# Aim
Reproduce the entries exactly.

# Provided information
_ _ _ _ _ _ _
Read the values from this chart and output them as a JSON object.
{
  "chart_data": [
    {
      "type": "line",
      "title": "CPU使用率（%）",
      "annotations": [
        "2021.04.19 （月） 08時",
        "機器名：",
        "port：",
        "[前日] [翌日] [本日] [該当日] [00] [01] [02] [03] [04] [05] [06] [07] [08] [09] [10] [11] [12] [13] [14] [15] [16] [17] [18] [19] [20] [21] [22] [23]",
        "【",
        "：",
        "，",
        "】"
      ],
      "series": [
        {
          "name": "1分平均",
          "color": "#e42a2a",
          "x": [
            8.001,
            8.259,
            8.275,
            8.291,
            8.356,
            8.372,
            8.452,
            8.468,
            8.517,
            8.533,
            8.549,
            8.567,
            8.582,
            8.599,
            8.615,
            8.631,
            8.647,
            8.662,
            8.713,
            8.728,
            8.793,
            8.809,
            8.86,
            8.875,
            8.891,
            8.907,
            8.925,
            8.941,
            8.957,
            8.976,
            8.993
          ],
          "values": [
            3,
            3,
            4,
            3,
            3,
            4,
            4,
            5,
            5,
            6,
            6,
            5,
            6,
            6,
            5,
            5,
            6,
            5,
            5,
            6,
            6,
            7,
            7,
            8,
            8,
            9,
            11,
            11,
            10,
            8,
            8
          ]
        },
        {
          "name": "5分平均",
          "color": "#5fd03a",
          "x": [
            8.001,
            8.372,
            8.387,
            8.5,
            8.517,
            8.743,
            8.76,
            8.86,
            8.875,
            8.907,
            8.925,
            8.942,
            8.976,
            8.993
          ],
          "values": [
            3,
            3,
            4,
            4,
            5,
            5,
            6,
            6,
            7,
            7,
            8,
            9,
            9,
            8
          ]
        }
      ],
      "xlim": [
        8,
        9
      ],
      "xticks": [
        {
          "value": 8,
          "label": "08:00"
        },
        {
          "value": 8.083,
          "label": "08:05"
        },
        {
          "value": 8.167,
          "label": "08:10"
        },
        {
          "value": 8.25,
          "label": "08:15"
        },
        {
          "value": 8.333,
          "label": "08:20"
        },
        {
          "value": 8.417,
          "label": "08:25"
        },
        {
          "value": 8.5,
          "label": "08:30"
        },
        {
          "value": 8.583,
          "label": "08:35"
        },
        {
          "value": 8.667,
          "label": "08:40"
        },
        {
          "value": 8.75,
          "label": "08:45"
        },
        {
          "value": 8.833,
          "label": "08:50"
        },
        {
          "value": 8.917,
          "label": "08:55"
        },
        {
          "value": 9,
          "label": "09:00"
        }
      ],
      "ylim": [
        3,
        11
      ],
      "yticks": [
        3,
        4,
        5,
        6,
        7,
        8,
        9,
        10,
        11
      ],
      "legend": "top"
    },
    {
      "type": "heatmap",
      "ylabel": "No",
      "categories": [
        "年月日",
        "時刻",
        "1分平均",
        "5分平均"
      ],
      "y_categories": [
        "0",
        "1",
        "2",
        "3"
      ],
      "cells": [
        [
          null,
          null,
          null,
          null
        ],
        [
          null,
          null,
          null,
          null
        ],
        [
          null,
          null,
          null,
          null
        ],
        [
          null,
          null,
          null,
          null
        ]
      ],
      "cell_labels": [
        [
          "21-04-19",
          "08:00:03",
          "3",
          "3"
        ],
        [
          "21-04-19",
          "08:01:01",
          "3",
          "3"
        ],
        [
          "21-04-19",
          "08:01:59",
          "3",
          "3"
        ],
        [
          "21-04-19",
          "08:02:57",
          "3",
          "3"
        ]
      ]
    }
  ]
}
_ _ _ _ _ _ _
# Response
Read the values from this chart and output them as a JSON object.
{
  "chart_data": [
    {
      "type": "line",
      "title": "CPU使用率（%）",
      "annotations": [
        "2021.04.19 （月） 08時",
        "機器名：",
        "port：",
        "[前日] [翌日] [本日] [該当日] [00] [01] [02] [03] [04] [05] [06] [07] [08] [09] [10] [11] [12] [13] [14] [15] [16] [17] [18] [19] [20] [21] [22] [23]",
        "【",
        "：",
        "，",
        "】"
      ],
      "series": [
        {
          "name": "1分平均",
          "color": "#e42a2a",
          "x": [
            8.001,
            8.259,
            8.275,
            8.291,
            8.356,
            8.372,
            8.452,
            8.468,
            8.517,
            8.533,
            8.549,
            8.567,
            8.582,
            8.599,
            8.615,
            8.631,
            8.647,
            8.662,
            8.713,
            8.728,
            8.793,
            8.809,
            8.86,
            8.875,
            8.891,
            8.907,
            8.925,
            8.941,
            8.957,
            8.976,
            8.993
          ],
          "values": [
            3,
            3,
            4,
            3,
            3,
            4,
            4,
            5,
            5,
            6,
            6,
            5,
            6,
            6,
            5,
            5,
            6,
            5,
            5,
            6,
            6,
            7,
            7,
            8,
            8,
            9,
            11,
            11,
            10,
            8,
            8
          ]
        },
        {
          "name": "5分平均",
          "color": "#5fd03a",
          "x": [
            8.001,
            8.372,
            8.387,
            8.5,
            8.517,
            8.743,
            8.76,
            8.86,
            8.875,
            8.907,
            8.925,
            8.942,
            8.976,
            8.993
          ],
          "values": [
            3,
            3,
            4,
            4,
            5,
            5,
            6,
            6,
            7,
            7,
            8,
            9,
            9,
            8
          ]
        }
      ],
      "xlim": [
        8,
        9
      ],
      "xticks": [
        {
          "value": 8,
          "label": "08:00"
        },
        {
          "value": 8.083,
          "label": "08:05"
        },
        {
          "value": 8.167,
          "label": "08:10"
        },
        {
          "value": 8.25,
          "label": "08:15"
        },
        {
          "value": 8.333,
          "label": "08:20"
        },
        {
          "value": 8.417,
          "label": "08:25"
        },
        {
          "value": 8.5,
          "label": "08:30"
        },
        {
          "value": 8.583,
          "label": "08:35"
        },
        {
          "value": 8.667,
          "label": "08:40"
        },
        {
          "value": 8.75,
          "label": "08:45"
        },
        {
          "value": 8.833,
          "label": "08:50"
        },
        {
          "value": 8.917,
          "label": "08:55"
        },
        {
          "value": 9,
          "label": "09:00"
        }
      ],
      "ylim": [
        3,
        11
      ],
      "yticks": [
        3,
        4,
        5,
        6,
        7,
        8,
        9,
        10,
        11
      ],
      "legend": "top"
    },
    {
      "type": "heatmap",
      "ylabel": "No",
      "categories": [
        "年月日",
        "時刻",
        "1分平均",
        "5分平均"
      ],
      "y_categories": [
        "0",
        "1",
        "2",
        "3"
      ],
      "cells": [
        [
          null,
          null,
          null,
          null
        ],
        [
          null,
          null,
          null,
          null
        ],
        [
          null,
          null,
          null,
          null
        ],
        [
          null,
          null,
          null,
          null
        ]
      ],
      "cell_labels": [
        [
          "21-04-19",
          "08:00:03",
          "3",
          "3"
        ],
        [
          "21-04-19",
          "08:01:01",
          "3",
          "3"
        ],
        [
          "21-04-19",
          "08:01:59",
          "3",
          "3"
        ],
        [
          "21-04-19",
          "08:02:57",
          "3",
          "3"
        ]
      ]
    }
  ]
}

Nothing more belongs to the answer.